(RECORDS FOR THE TASK):
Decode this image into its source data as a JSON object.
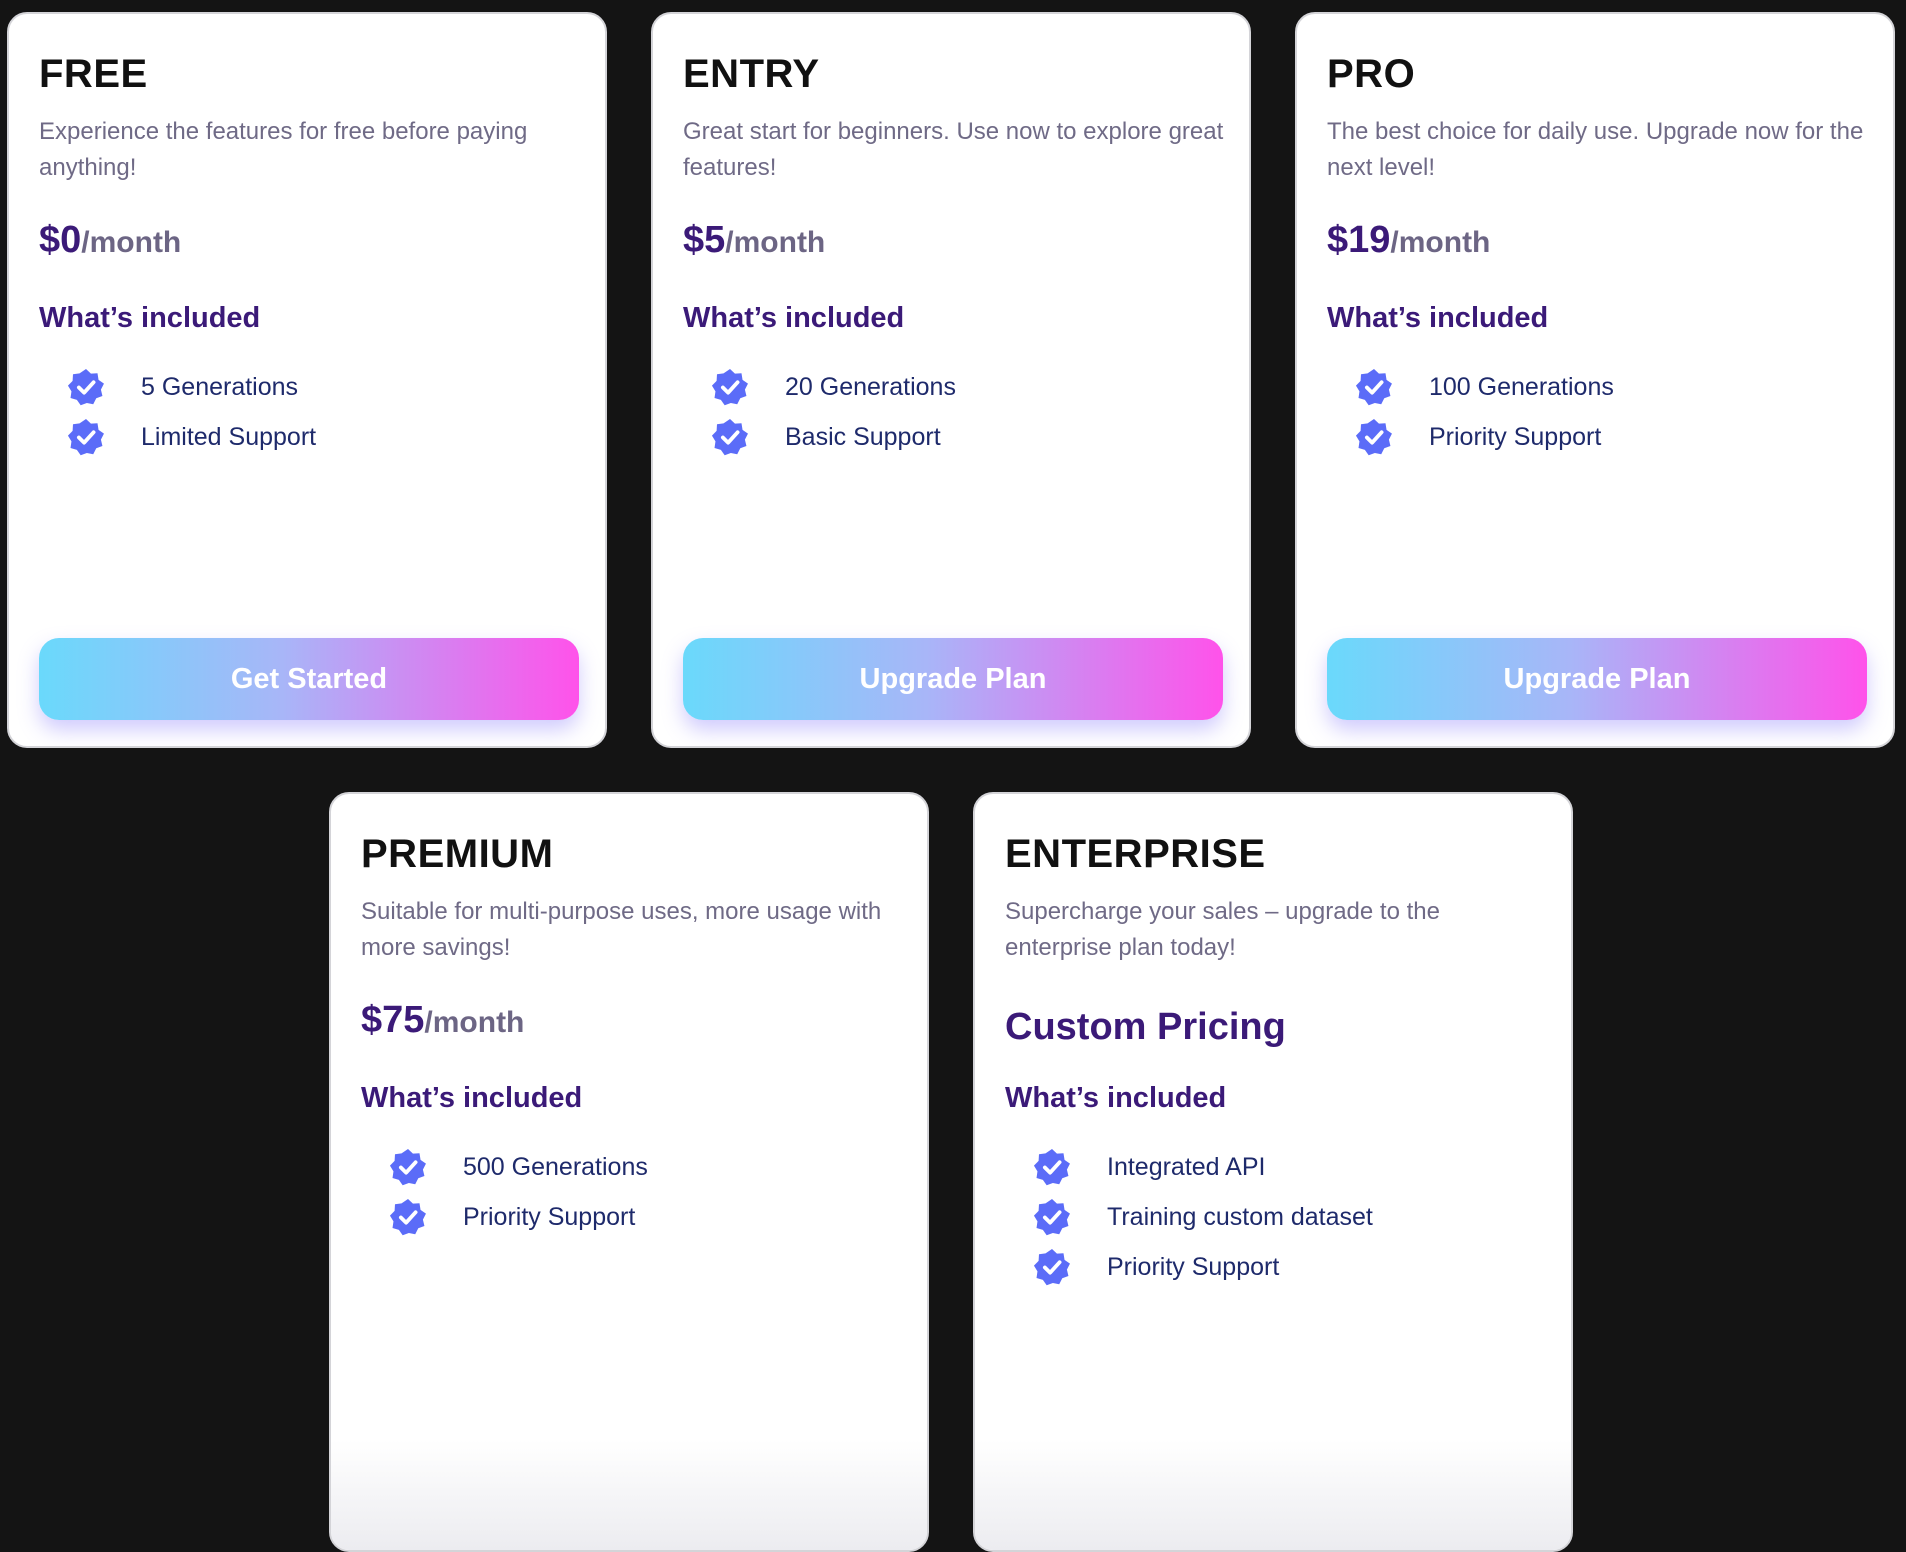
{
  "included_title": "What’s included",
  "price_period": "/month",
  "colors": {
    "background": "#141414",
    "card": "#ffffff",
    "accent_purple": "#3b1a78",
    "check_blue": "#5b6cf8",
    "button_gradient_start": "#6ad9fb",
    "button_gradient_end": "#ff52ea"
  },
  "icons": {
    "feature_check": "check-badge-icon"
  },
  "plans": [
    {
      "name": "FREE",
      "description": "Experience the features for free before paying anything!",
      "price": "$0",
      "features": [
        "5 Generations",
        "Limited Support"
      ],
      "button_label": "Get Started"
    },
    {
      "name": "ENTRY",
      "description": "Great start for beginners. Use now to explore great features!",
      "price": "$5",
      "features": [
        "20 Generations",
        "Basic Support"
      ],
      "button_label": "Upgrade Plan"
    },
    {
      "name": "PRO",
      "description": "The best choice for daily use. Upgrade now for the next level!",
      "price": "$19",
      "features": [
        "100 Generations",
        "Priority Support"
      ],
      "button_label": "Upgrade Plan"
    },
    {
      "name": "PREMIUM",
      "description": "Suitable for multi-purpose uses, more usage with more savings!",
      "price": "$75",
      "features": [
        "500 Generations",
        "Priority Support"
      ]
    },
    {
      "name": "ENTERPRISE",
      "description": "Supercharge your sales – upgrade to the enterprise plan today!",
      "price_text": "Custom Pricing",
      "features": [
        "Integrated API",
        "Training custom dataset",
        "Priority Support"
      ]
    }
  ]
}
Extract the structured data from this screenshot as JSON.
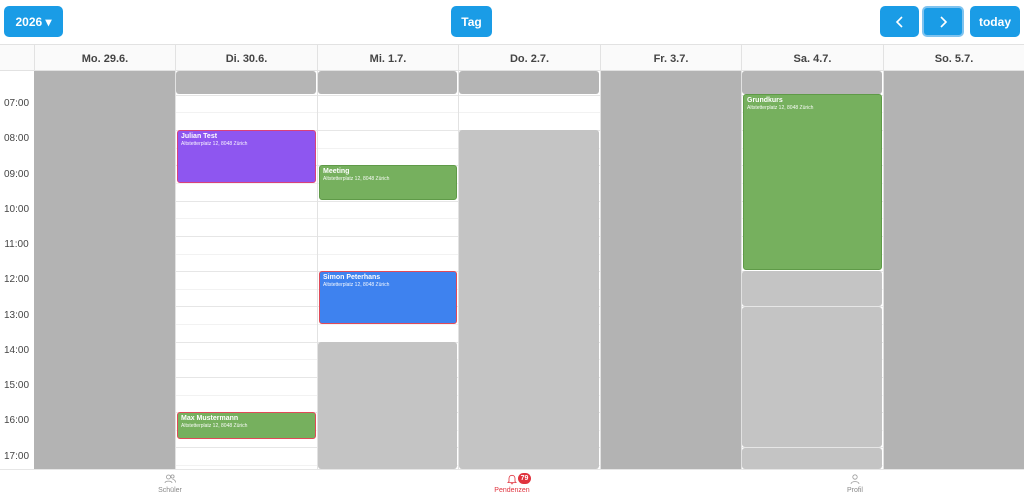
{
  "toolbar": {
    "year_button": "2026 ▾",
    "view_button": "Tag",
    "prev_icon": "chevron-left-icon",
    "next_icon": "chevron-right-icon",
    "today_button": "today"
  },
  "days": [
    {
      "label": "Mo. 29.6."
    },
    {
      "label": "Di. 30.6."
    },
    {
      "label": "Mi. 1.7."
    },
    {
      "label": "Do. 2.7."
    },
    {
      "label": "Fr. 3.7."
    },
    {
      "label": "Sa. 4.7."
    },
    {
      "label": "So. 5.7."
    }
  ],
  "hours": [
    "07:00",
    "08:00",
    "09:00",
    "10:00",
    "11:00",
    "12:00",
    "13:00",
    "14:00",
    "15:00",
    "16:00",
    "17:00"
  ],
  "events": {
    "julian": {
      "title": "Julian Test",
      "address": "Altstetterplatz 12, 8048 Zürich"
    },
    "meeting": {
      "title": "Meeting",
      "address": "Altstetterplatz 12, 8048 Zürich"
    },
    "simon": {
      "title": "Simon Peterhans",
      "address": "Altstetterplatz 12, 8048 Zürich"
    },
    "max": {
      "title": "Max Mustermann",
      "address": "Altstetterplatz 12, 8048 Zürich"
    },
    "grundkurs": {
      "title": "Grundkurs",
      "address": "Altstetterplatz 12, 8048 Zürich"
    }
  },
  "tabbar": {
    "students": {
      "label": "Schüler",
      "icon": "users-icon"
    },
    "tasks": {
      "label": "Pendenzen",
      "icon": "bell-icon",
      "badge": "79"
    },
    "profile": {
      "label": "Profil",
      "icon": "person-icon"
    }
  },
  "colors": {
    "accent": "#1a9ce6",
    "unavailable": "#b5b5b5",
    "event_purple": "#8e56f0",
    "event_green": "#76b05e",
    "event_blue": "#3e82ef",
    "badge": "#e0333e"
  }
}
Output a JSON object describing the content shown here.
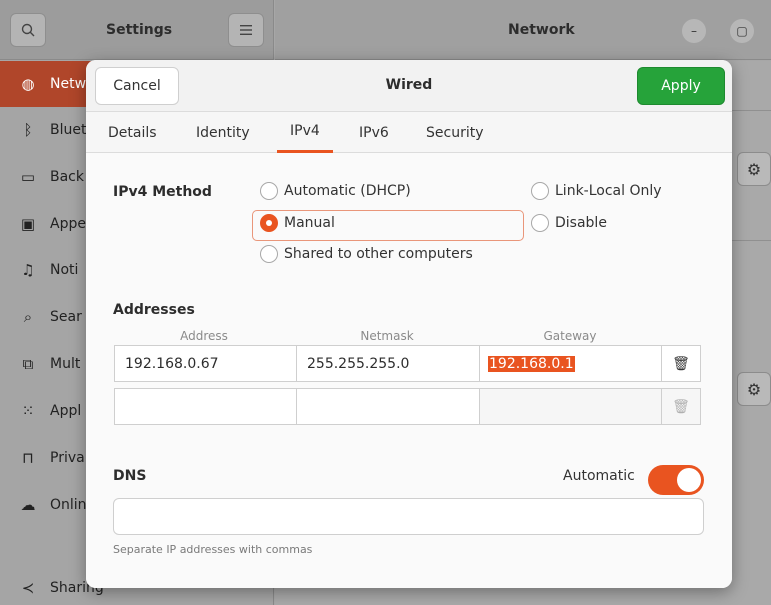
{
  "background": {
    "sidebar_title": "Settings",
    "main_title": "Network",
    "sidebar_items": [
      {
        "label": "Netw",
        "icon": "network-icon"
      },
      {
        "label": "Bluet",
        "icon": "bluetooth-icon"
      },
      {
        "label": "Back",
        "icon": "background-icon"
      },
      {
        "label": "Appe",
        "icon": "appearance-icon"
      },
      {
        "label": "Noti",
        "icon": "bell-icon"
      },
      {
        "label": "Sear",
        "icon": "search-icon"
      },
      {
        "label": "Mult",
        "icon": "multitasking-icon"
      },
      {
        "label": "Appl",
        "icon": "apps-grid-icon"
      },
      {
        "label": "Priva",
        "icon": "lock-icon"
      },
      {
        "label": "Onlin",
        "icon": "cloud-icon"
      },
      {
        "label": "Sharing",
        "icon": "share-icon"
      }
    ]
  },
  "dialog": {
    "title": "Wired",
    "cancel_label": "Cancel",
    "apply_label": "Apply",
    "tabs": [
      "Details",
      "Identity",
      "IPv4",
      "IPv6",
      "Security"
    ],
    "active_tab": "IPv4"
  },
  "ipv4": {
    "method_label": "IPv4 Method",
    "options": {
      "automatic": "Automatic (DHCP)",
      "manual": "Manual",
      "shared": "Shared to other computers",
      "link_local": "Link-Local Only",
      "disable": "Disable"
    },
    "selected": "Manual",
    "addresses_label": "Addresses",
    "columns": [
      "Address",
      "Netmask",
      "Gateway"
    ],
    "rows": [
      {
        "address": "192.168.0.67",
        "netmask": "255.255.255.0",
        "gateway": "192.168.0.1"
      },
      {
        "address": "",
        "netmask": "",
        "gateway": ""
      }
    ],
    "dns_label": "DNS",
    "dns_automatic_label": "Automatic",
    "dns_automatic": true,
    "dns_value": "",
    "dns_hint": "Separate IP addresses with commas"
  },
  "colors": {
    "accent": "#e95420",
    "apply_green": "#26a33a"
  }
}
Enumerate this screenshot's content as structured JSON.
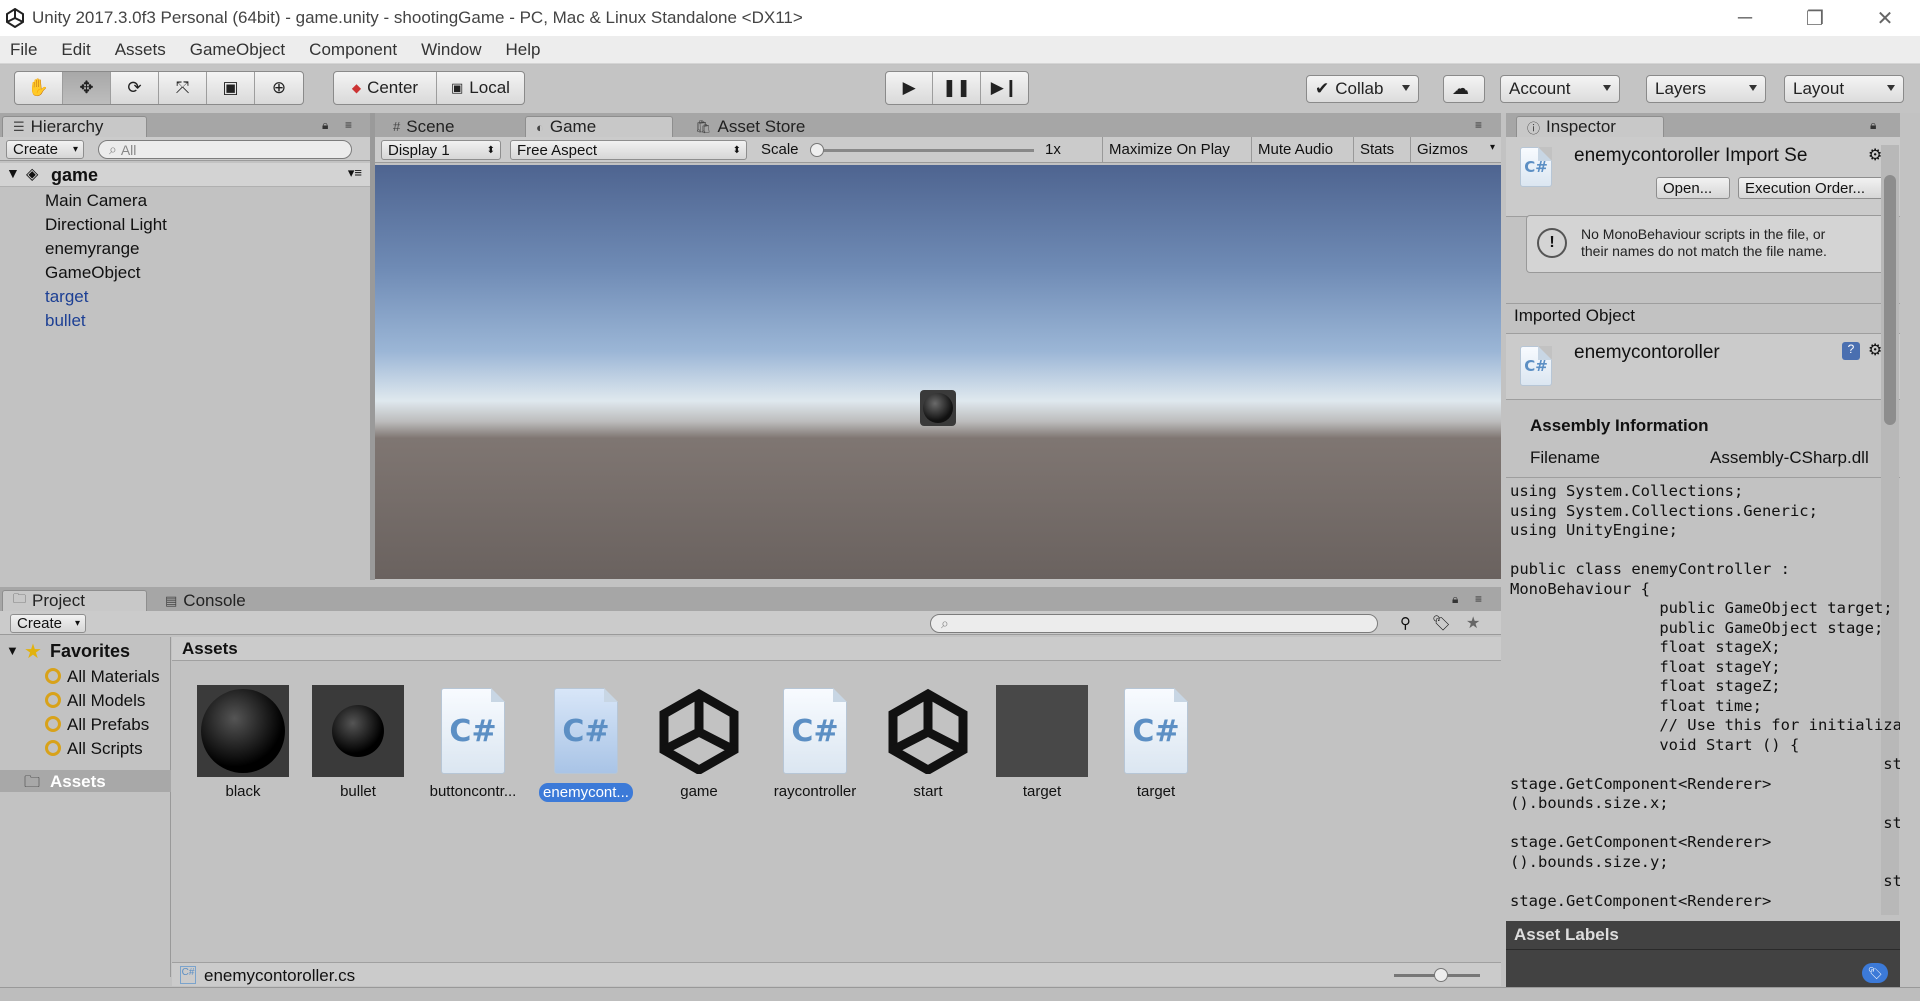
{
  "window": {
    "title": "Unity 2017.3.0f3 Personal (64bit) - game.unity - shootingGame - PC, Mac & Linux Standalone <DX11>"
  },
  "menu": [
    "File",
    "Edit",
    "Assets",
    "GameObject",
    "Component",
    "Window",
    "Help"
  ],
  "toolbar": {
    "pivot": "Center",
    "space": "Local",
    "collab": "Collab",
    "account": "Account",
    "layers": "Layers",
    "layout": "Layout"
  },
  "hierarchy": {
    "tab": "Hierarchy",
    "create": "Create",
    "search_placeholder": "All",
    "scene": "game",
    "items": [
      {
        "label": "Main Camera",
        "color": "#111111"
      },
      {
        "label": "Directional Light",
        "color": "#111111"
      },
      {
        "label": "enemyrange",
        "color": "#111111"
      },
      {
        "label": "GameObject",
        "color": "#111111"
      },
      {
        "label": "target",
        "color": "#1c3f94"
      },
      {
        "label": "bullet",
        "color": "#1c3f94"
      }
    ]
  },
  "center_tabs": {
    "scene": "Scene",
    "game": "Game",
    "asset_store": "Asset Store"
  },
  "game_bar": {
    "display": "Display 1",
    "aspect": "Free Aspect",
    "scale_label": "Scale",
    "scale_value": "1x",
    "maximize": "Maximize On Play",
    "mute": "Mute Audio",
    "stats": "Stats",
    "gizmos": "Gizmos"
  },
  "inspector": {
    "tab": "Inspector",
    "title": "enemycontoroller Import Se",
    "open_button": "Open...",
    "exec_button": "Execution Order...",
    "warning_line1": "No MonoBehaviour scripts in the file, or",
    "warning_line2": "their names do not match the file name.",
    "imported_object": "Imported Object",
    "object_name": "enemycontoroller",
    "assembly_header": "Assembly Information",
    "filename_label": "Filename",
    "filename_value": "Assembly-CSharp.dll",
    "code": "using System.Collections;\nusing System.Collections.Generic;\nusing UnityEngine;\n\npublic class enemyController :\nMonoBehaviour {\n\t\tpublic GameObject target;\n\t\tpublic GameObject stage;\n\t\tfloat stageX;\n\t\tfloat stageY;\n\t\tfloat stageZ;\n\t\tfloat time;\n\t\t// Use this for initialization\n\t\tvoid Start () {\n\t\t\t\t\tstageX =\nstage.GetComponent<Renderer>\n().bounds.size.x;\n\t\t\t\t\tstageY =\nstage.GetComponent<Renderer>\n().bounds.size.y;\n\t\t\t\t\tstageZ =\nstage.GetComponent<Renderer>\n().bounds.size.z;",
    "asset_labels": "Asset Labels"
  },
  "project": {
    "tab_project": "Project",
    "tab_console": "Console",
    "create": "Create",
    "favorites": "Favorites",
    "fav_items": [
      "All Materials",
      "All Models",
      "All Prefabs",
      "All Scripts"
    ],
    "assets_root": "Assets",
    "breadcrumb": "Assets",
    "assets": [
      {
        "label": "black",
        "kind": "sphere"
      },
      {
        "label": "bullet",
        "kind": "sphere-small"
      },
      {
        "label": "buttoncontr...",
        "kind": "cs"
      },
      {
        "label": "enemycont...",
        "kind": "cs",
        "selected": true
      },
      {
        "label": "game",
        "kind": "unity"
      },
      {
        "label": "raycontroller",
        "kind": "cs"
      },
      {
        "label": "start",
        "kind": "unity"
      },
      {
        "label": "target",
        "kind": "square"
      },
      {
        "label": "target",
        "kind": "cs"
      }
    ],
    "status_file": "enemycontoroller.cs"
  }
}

(YOUR GOAL):
Tell how many lines in the material contain the word "background". Only the number is wanted.

(THE SOLUTION):
3